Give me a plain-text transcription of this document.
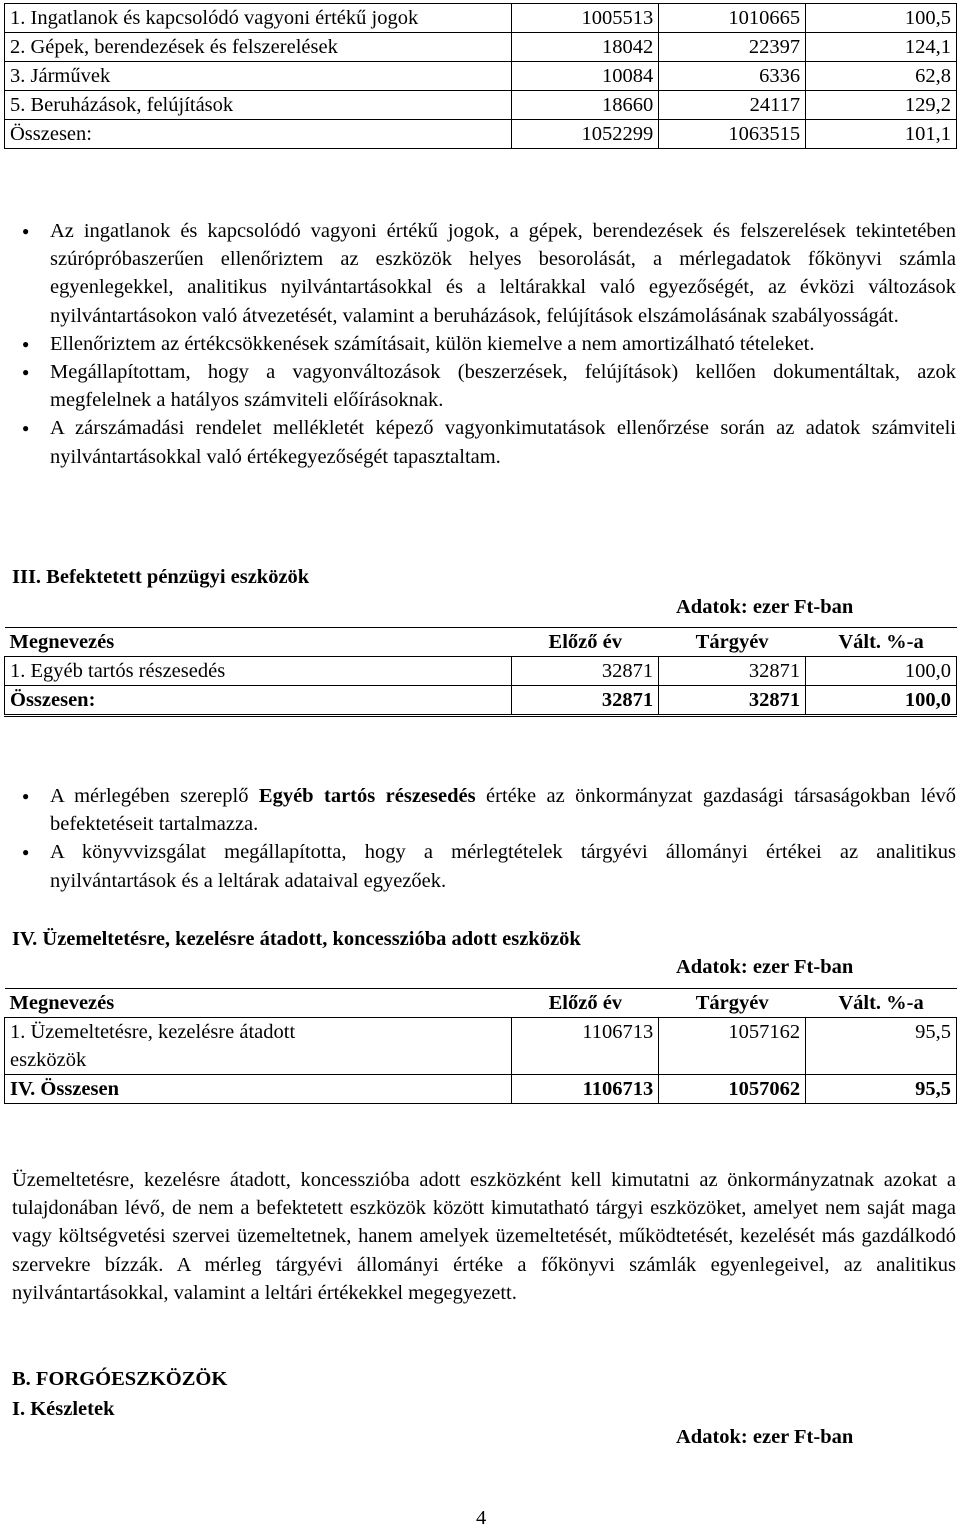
1. Ingatlanok és kapcsolódó vagyoni értékű jogok	1005513	1010665	100,5
2. Gépek, berendezések és felszerelések	18042	22397	124,1
3. Járművek	10084	6336	62,8
5. Beruházások, felújítások	18660	24117	129,2
Összesen:	1052299	1063515	101,1
● Az ingatlanok és kapcsolódó vagyoni értékű jogok, a gépek, berendezések és felszerelések tekintetében szúrópróbaszerűen ellenőriztem az eszközök helyes besorolását, a mérlegadatok főkönyvi számla egyenlegekkel, analitikus nyilvántartásokkal és a leltárakkal való egyezőségét, az évközi változások nyilvántartásokon való átvezetését, valamint a beruházások, felújítások elszámolásának szabályosságát.
● Ellenőriztem az értékcsökkenések számításait, külön kiemelve a nem amortizálható tételeket.
● Megállapítottam, hogy a vagyonváltozások (beszerzések, felújítások) kellően dokumentáltak, azok megfelelnek a hatályos számviteli előírásoknak.
● A zárszámadási rendelet mellékletét képező vagyonkimutatások ellenőrzése során az adatok számviteli nyilvántartásokkal való értékegyezőségét tapasztaltam.
III. Befektetett pénzügyi eszközök
Adatok: ezer Ft-ban
Megnevezés	Előző év	Tárgyév	Vált. %-a
1. Egyéb tartós részesedés	32871	32871	100,0
Összesen:	32871	32871	100,0
● A mérlegében szereplő Egyéb tartós részesedés értéke az önkormányzat gazdasági társaságokban lévő befektetéseit tartalmazza.
● A könyvvizsgálat megállapította, hogy a mérlegtételek tárgyévi állományi értékei az analitikus nyilvántartások és a leltárak adataival egyezőek.
IV. Üzemeltetésre, kezelésre átadott, koncesszióba adott eszközök
Adatok: ezer Ft-ban
Megnevezés	Előző év	Tárgyév	Vált. %-a
1. Üzemeltetésre, kezelésre átadott eszközök	1106713	1057162	95,5
IV. Összesen	1106713	1057062	95,5
Üzemeltetésre, kezelésre átadott, koncesszióba adott eszközként kell kimutatni az önkormányzatnak azokat a tulajdonában lévő, de nem a befektetett eszközök között kimutatható tárgyi eszközöket, amelyet nem saját maga vagy költségvetési szervei üzemeltetnek, hanem amelyek üzemeltetését, működtetését, kezelését más gazdálkodó szervekre bízzák. A mérleg tárgyévi állományi értéke a főkönyvi számlák egyenlegeivel, az analitikus nyilvántartásokkal, valamint a leltári értékekkel megegyezett.
B. FORGÓESZKÖZÖK
I. Készletek
Adatok: ezer Ft-ban
4
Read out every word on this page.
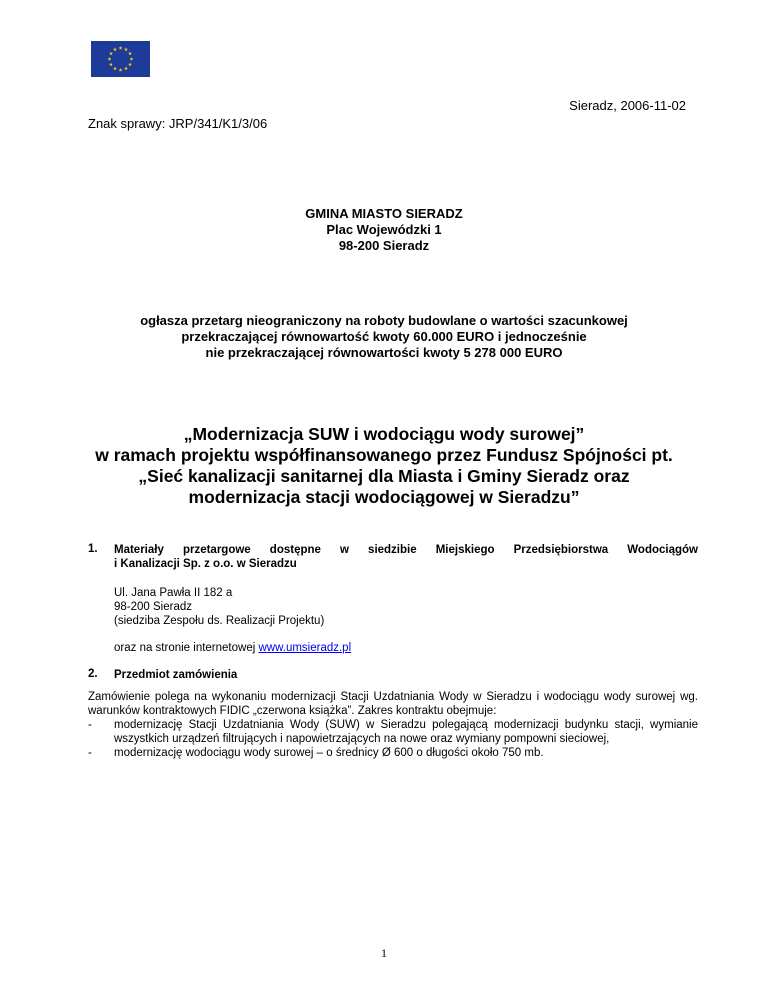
Sieradz, 2006-11-02
Znak sprawy: JRP/341/K1/3/06
GMINA MIASTO SIERADZ
Plac Wojewódzki 1
98-200 Sieradz
ogłasza przetarg nieograniczony na roboty budowlane o wartości szacunkowej
przekraczającej równowartość kwoty 60.000 EURO i jednocześnie
nie przekraczającej równowartości kwoty 5 278 000 EURO
„Modernizacja SUW i wodociągu wody surowej”
w ramach projektu współfinansowanego przez Fundusz Spójności pt.
„Sieć kanalizacji sanitarnej dla Miasta i Gminy Sieradz oraz
modernizacja stacji wodociągowej w Sieradzu”
1. Materiały przetargowe dostępne w siedzibie Miejskiego Przedsiębiorstwa Wodociągów
i Kanalizacji Sp. z o.o. w Sieradzu
Ul. Jana Pawła II 182 a
98-200 Sieradz
(siedziba Zespołu ds. Realizacji Projektu)
oraz na stronie internetowej www.umsieradz.pl
2. Przedmiot zamówienia
Zamówienie polega na wykonaniu modernizacji Stacji Uzdatniania Wody w Sieradzu i wodociągu wody surowej wg. warunków kontraktowych FIDIC „czerwona książka”. Zakres kontraktu obejmuje:
- modernizację Stacji Uzdatniania Wody (SUW) w Sieradzu polegającą modernizacji budynku stacji, wymianie wszystkich urządzeń filtrujących i napowietrzających na nowe oraz wymiany pompowni sieciowej,
- modernizację wodociągu wody surowej – o średnicy Ø 600 o długości około 750 mb.
1
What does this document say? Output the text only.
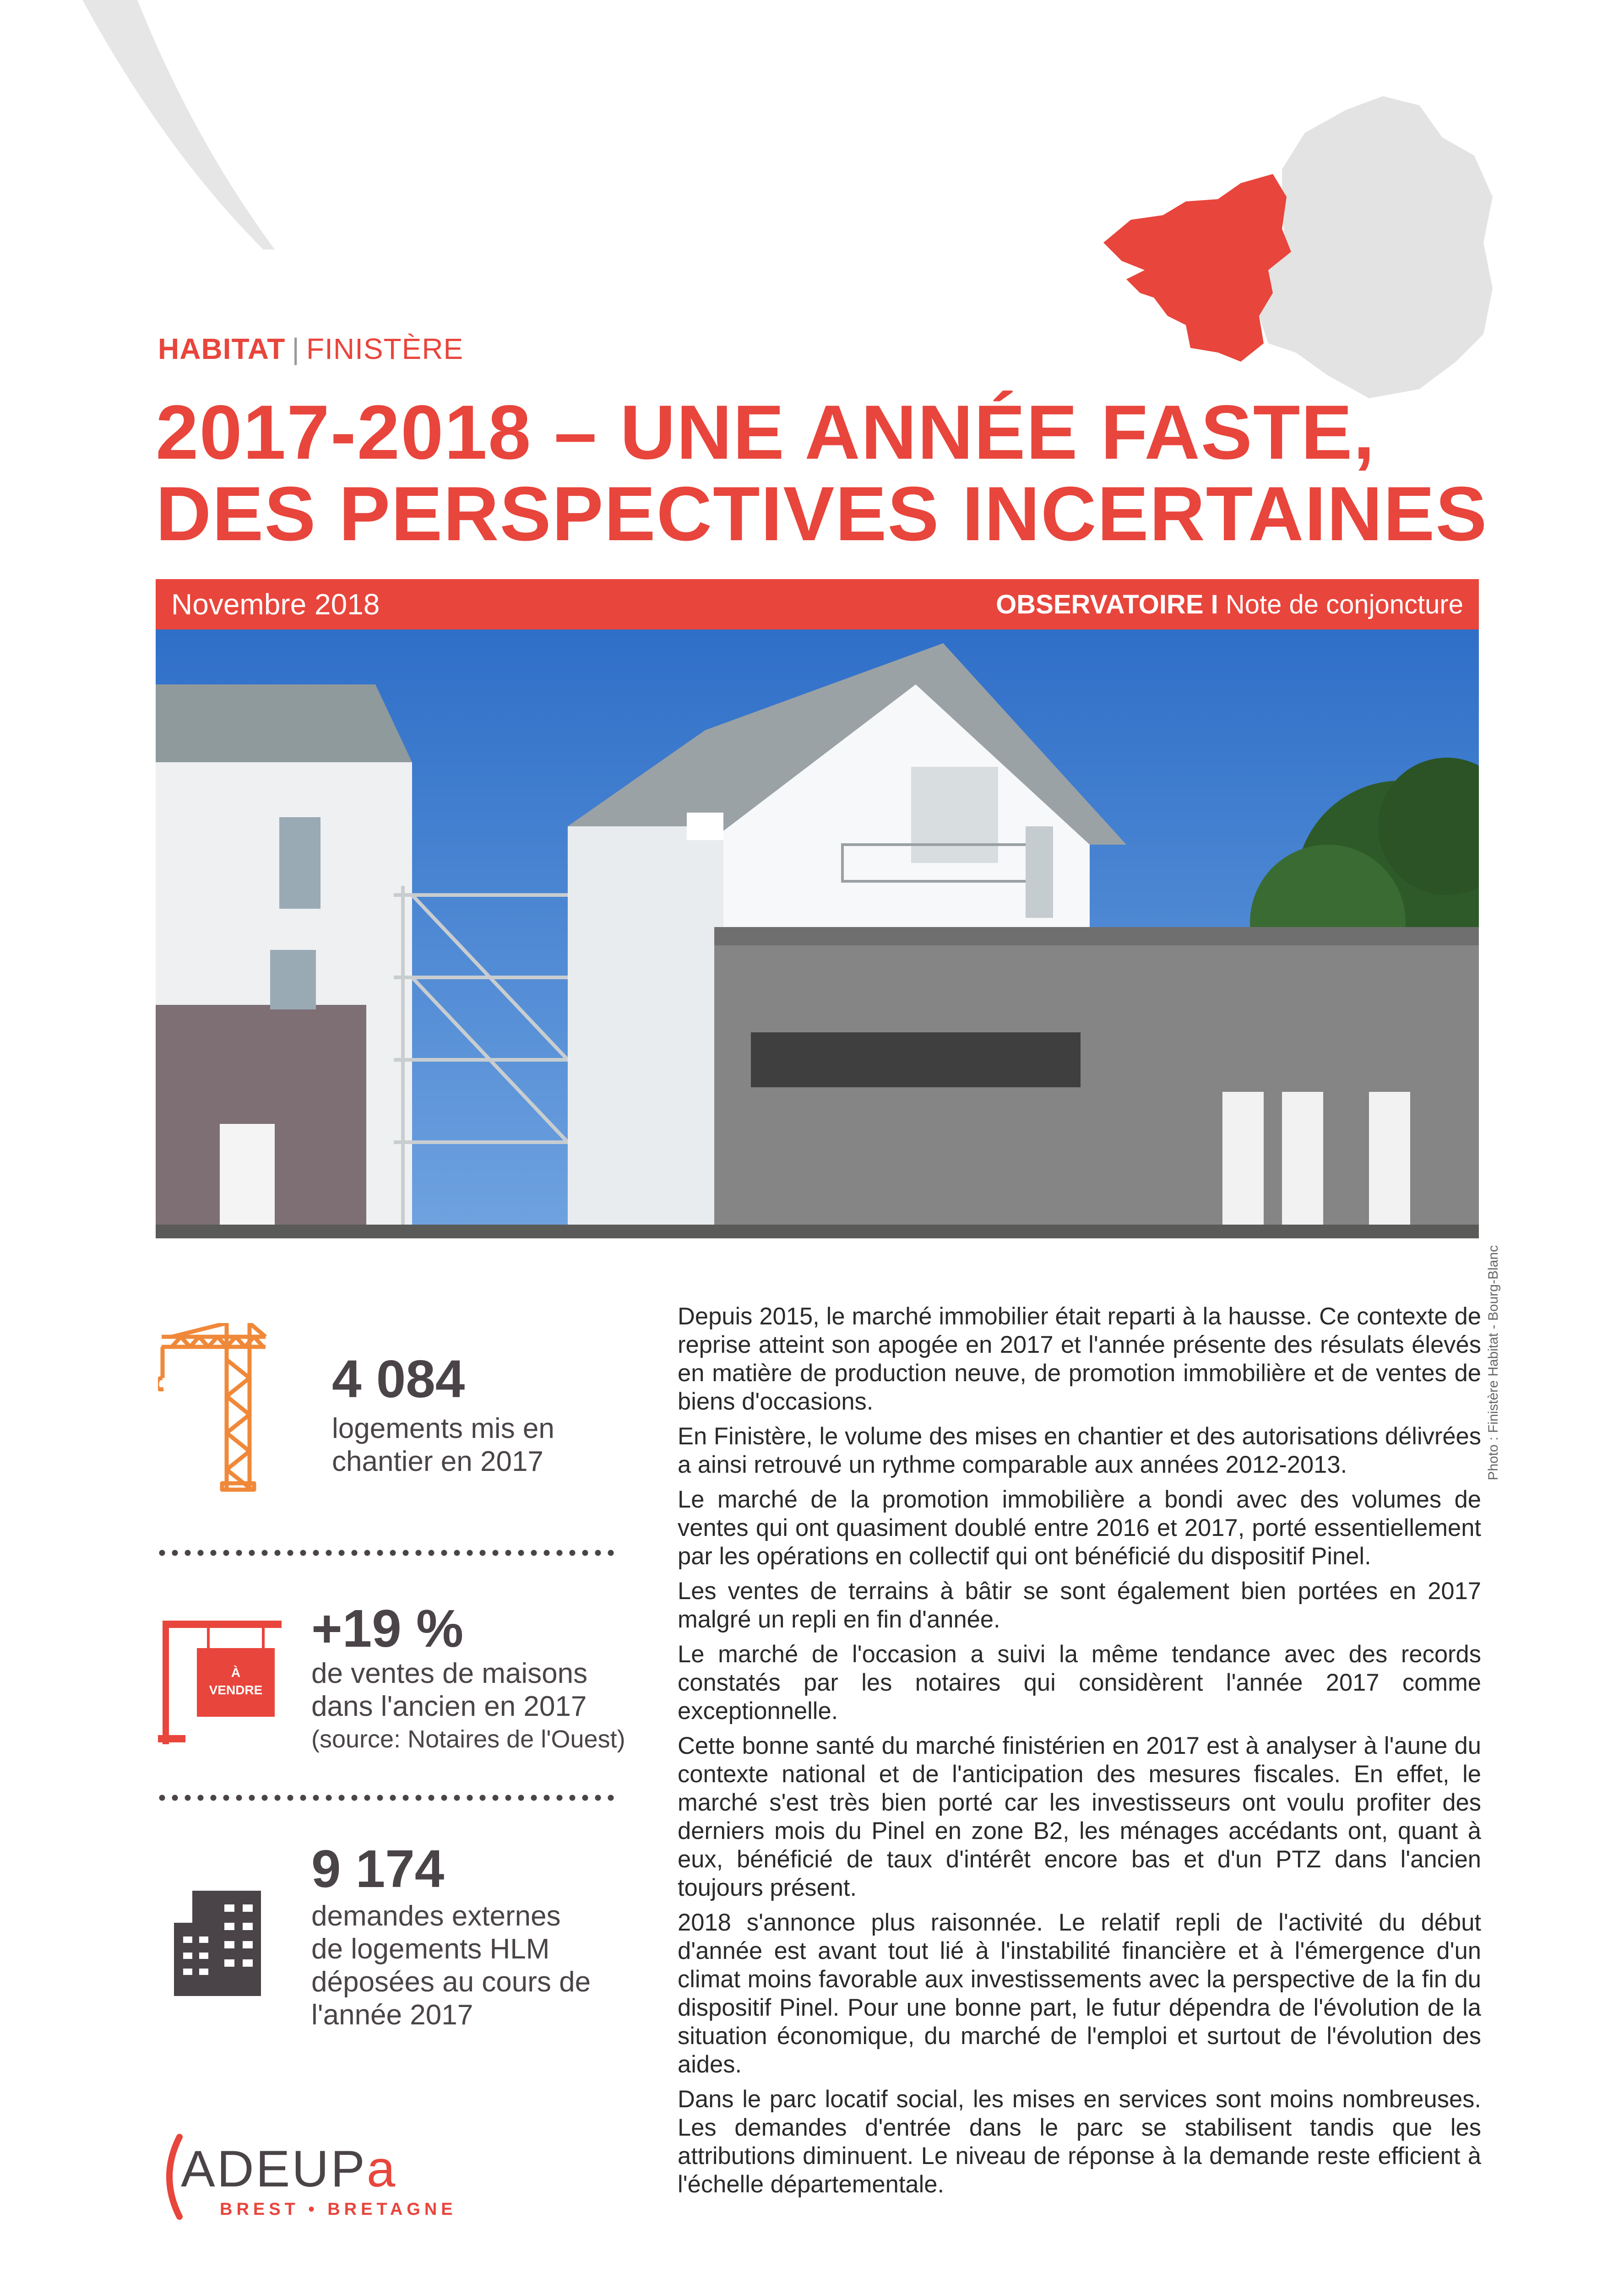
HABITAT | FINISTÈRE
2017-2018 – UNE ANNÉE FASTE,
DES PERSPECTIVES INCERTAINES
Novembre 2018	OBSERVATOIRE I Note de conjoncture
Photo : Finistère Habitat - Bourg-Blanc
4 084
logements mis en
chantier en 2017
À
VENDRE
+19 %
de ventes de maisons
dans l'ancien en 2017
(source: Notaires de l'Ouest)
9 174
demandes externes
de logements HLM
déposées au cours de
l'année 2017

Depuis 2015, le marché immobilier était reparti à la hausse. Ce contexte de reprise atteint son apogée en 2017 et l'année présente des résulats élevés en matière de production neuve, de promotion immobilière et de ventes de biens d'occasions.

En Finistère, le volume des mises en chantier et des autorisations délivrées a ainsi retrouvé un rythme comparable aux années 2012-2013.

Le marché de la promotion immobilière a bondi avec des volumes de ventes qui ont quasiment doublé entre 2016 et 2017, porté essentiellement par les opérations en collectif qui ont bénéficié du dispositif Pinel.

Les ventes de terrains à bâtir se sont également bien portées en 2017 malgré un repli en fin d'année.

Le marché de l'occasion a suivi la même tendance avec des records constatés par les notaires qui considèrent l'année 2017 comme exceptionnelle.

Cette bonne santé du marché finistérien en 2017 est à analyser à l'aune du contexte national et de l'anticipation des mesures fiscales. En effet, le marché s'est très bien porté car les investisseurs ont voulu profiter des derniers mois du Pinel en zone B2, les ménages accédants ont, quant à eux, bénéficié de taux d'intérêt encore bas et d'un PTZ dans l'ancien toujours présent.

2018 s'annonce plus raisonnée. Le relatif repli de l'activité du début d'année est avant tout lié à l'instabilité financière et à l'émergence d'un climat moins favorable aux investissements avec la perspective de la fin du dispositif Pinel. Pour une bonne part, le futur dépendra de l'évolution de la situation économique, du marché de l'emploi et surtout de l'évolution des aides.

Dans le parc locatif social, les mises en services sont moins nombreuses. Les demandes d'entrée dans le parc se stabilisent tandis que les attributions diminuent. Le niveau de réponse à la demande reste efficient à l'échelle départementale.

ADEUPa
BREST • BRETAGNE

**The exercise**
Output, exactly, all the records above; include no pictures.

**Full answer**
Give me a plain-text transcription of this document.
1. Ingatlanok és kapcsolódó vagyoni értékű jogok	1005513	1010665	100,5
2. Gépek, berendezések és felszerelések	18042	22397	124,1
3. Járművek	10084	6336	62,8
5. Beruházások, felújítások	18660	24117	129,2
Összesen:	1052299	1063515	101,1
● Az ingatlanok és kapcsolódó vagyoni értékű jogok, a gépek, berendezések és felszerelések tekintetében szúrópróbaszerűen ellenőriztem az eszközök helyes besorolását, a mérlegadatok főkönyvi számla egyenlegekkel, analitikus nyilvántartásokkal és a leltárakkal való egyezőségét, az évközi változások nyilvántartásokon való átvezetését, valamint a beruházások, felújítások elszámolásának szabályosságát.
● Ellenőriztem az értékcsökkenések számításait, külön kiemelve a nem amortizálható tételeket.
● Megállapítottam, hogy a vagyonváltozások (beszerzések, felújítások) kellően dokumentáltak, azok megfelelnek a hatályos számviteli előírásoknak.
● A zárszámadási rendelet mellékletét képező vagyonkimutatások ellenőrzése során az adatok számviteli nyilvántartásokkal való értékegyezőségét tapasztaltam.
III. Befektetett pénzügyi eszközök
Adatok: ezer Ft-ban
Megnevezés	Előző év	Tárgyév	Vált. %-a
1. Egyéb tartós részesedés	32871	32871	100,0
Összesen:	32871	32871	100,0
● A mérlegében szereplő Egyéb tartós részesedés értéke az önkormányzat gazdasági társaságokban lévő befektetéseit tartalmazza.
● A könyvvizsgálat megállapította, hogy a mérlegtételek tárgyévi állományi értékei az analitikus nyilvántartások és a leltárak adataival egyezőek.
IV. Üzemeltetésre, kezelésre átadott, koncesszióba adott eszközök
Adatok: ezer Ft-ban
Megnevezés	Előző év	Tárgyév	Vált. %-a
1. Üzemeltetésre, kezelésre átadott eszközök	1106713	1057162	95,5
IV. Összesen	1106713	1057062	95,5
Üzemeltetésre, kezelésre átadott, koncesszióba adott eszközként kell kimutatni az önkormányzatnak azokat a tulajdonában lévő, de nem a befektetett eszközök között kimutatható tárgyi eszközöket, amelyet nem saját maga vagy költségvetési szervei üzemeltetnek, hanem amelyek üzemeltetését, működtetését, kezelését más gazdálkodó szervekre bízzák. A mérleg tárgyévi állományi értéke a főkönyvi számlák egyenlegeivel, az analitikus nyilvántartásokkal, valamint a leltári értékekkel megegyezett.
B. FORGÓESZKÖZÖK
I. Készletek
Adatok: ezer Ft-ban
4
Read out every word on this page.
Sieradz, 2006-11-02
Znak sprawy: JRP/341/K1/3/06
GMINA MIASTO SIERADZ
Plac Wojewódzki 1
98-200 Sieradz
ogłasza przetarg nieograniczony na roboty budowlane o wartości szacunkowej
przekraczającej równowartość kwoty 60.000 EURO i jednocześnie
nie przekraczającej równowartości kwoty 5 278 000 EURO
„Modernizacja SUW i wodociągu wody surowej”
w ramach projektu współfinansowanego przez Fundusz Spójności pt.
„Sieć kanalizacji sanitarnej dla Miasta i Gminy Sieradz oraz
modernizacja stacji wodociągowej w Sieradzu”
1. Materiały przetargowe dostępne w siedzibie Miejskiego Przedsiębiorstwa Wodociągów
i Kanalizacji Sp. z o.o. w Sieradzu
Ul. Jana Pawła II 182 a
98-200 Sieradz
(siedziba Zespołu ds. Realizacji Projektu)
oraz na stronie internetowej www.umsieradz.pl
2. Przedmiot zamówienia
Zamówienie polega na wykonaniu modernizacji Stacji Uzdatniania Wody w Sieradzu i wodociągu wody surowej wg. warunków kontraktowych FIDIC „czerwona książka”. Zakres kontraktu obejmuje:
- modernizację Stacji Uzdatniania Wody (SUW) w Sieradzu polegającą modernizacji budynku stacji, wymianie wszystkich urządzeń filtrujących i napowietrzających na nowe oraz wymiany pompowni sieciowej,
- modernizację wodociągu wody surowej – o średnicy Ø 600 o długości około 750 mb.
1
What does this document say? Output the text only.
HABITAT | FINISTÈRE
2017-2018 – UNE ANNÉE FASTE,
DES PERSPECTIVES INCERTAINES
Novembre 2018	OBSERVATOIRE I Note de conjoncture
Photo : Finistère Habitat - Bourg-Blanc
4 084
logements mis en
chantier en 2017
À
VENDRE
+19 %
de ventes de maisons
dans l'ancien en 2017
(source: Notaires de l'Ouest)
9 174
demandes externes
de logements HLM
déposées au cours de
l'année 2017

Depuis 2015, le marché immobilier était reparti à la hausse. Ce contexte de reprise atteint son apogée en 2017 et l'année présente des résulats élevés en matière de production neuve, de promotion immobilière et de ventes de biens d'occasions.

En Finistère, le volume des mises en chantier et des autorisations délivrées a ainsi retrouvé un rythme comparable aux années 2012-2013.

Le marché de la promotion immobilière a bondi avec des volumes de ventes qui ont quasiment doublé entre 2016 et 2017, porté essentiellement par les opérations en collectif qui ont bénéficié du dispositif Pinel.

Les ventes de terrains à bâtir se sont également bien portées en 2017 malgré un repli en fin d'année.

Le marché de l'occasion a suivi la même tendance avec des records constatés par les notaires qui considèrent l'année 2017 comme exceptionnelle.

Cette bonne santé du marché finistérien en 2017 est à analyser à l'aune du contexte national et de l'anticipation des mesures fiscales. En effet, le marché s'est très bien porté car les investisseurs ont voulu profiter des derniers mois du Pinel en zone B2, les ménages accédants ont, quant à eux, bénéficié de taux d'intérêt encore bas et d'un PTZ dans l'ancien toujours présent.

2018 s'annonce plus raisonnée. Le relatif repli de l'activité du début d'année est avant tout lié à l'instabilité financière et à l'émergence d'un climat moins favorable aux investissements avec la perspective de la fin du dispositif Pinel. Pour une bonne part, le futur dépendra de l'évolution de la situation économique, du marché de l'emploi et surtout de l'évolution des aides.

Dans le parc locatif social, les mises en services sont moins nombreuses. Les demandes d'entrée dans le parc se stabilisent tandis que les attributions diminuent. Le niveau de réponse à la demande reste efficient à l'échelle départementale.

ADEUPa
BREST • BRETAGNE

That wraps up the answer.